» **TASK INSTRUCTIONS**
Using the data below, tally the lines that include the string "date". Only the number is wanted.

** Start of INPUT MATERIAL **

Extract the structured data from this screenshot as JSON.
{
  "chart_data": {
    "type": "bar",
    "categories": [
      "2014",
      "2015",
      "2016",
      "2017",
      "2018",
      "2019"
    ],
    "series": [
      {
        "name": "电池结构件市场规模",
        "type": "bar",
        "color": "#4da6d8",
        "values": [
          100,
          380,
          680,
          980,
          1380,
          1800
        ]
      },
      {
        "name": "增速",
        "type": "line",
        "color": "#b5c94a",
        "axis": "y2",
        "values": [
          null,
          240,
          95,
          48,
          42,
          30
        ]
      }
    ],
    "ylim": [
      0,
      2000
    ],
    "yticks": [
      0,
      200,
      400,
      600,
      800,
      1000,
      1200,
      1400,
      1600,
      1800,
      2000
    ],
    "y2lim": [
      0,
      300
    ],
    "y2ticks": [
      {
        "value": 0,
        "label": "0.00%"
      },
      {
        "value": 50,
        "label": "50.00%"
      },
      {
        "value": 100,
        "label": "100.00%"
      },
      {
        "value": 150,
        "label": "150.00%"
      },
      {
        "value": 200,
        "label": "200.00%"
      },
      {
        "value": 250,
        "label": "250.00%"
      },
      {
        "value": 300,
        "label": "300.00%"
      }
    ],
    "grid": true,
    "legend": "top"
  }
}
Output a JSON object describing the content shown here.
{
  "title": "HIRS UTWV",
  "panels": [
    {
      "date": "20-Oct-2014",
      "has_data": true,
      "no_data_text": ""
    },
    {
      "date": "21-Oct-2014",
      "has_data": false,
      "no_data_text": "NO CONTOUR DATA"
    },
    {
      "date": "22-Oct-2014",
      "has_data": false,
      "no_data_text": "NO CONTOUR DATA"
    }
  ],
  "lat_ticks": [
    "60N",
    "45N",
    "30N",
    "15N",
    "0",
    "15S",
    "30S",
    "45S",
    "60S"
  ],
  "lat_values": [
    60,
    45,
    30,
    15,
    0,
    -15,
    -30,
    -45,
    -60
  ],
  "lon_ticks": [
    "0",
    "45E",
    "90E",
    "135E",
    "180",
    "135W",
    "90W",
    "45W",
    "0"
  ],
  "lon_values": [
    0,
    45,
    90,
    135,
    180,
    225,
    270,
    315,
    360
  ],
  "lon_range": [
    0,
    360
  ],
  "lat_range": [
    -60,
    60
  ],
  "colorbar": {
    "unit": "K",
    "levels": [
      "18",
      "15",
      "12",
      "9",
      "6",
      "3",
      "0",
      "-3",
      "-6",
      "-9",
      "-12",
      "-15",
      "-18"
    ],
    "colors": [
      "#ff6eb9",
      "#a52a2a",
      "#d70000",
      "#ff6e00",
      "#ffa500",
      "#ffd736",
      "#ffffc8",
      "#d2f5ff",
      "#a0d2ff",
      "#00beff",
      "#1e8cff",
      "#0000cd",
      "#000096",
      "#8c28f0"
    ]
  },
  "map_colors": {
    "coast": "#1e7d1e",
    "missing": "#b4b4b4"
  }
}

** End of INPUT MATERIAL **

» **TASK ANSWER**
3